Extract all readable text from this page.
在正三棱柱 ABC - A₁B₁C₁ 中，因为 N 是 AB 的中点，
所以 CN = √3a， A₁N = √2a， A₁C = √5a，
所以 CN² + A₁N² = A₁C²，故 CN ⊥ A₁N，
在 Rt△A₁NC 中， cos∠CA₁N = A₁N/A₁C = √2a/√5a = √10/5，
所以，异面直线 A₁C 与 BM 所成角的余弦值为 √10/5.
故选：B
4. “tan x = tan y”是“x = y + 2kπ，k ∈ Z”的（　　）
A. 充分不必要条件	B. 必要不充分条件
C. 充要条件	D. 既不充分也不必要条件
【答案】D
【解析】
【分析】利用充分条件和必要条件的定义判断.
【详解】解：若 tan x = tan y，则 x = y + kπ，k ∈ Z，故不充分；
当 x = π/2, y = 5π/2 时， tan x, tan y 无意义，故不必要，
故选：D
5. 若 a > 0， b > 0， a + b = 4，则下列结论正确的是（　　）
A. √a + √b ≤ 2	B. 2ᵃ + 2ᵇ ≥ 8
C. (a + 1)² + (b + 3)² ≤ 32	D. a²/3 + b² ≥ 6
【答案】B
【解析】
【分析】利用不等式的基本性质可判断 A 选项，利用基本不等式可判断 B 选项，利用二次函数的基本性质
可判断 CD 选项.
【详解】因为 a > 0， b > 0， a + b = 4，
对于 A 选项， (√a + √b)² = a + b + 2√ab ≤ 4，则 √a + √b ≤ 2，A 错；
^^^^
*INSTRUCTIONS FOR THE TASK:* Transcribe all of the entries without altering anything.

*TASK OUTPUT:*
Extract all readable text from this page.
在正三棱柱 ABC - A₁B₁C₁ 中，因为 N 是 AB 的中点，
所以 CN = √3a， A₁N = √2a， A₁C = √5a，
所以 CN² + A₁N² = A₁C²，故 CN ⊥ A₁N，
在 Rt△A₁NC 中， cos∠CA₁N = A₁N/A₁C = √2a/√5a = √10/5，
所以，异面直线 A₁C 与 BM 所成角的余弦值为 √10/5.
故选：B
4. “tan x = tan y”是“x = y + 2kπ，k ∈ Z”的（　　）
A. 充分不必要条件	B. 必要不充分条件
C. 充要条件	D. 既不充分也不必要条件
【答案】D
【解析】
【分析】利用充分条件和必要条件的定义判断.
【详解】解：若 tan x = tan y，则 x = y + kπ，k ∈ Z，故不充分；
当 x = π/2, y = 5π/2 时， tan x, tan y 无意义，故不必要，
故选：D
5. 若 a > 0， b > 0， a + b = 4，则下列结论正确的是（　　）
A. √a + √b ≤ 2	B. 2ᵃ + 2ᵇ ≥ 8
C. (a + 1)² + (b + 3)² ≤ 32	D. a²/3 + b² ≥ 6
【答案】B
【解析】
【分析】利用不等式的基本性质可判断 A 选项，利用基本不等式可判断 B 选项，利用二次函数的基本性质
可判断 CD 选项.
【详解】因为 a > 0， b > 0， a + b = 4，
对于 A 选项， (√a + √b)² = a + b + 2√ab ≤ 4，则 √a + √b ≤ 2，A 错；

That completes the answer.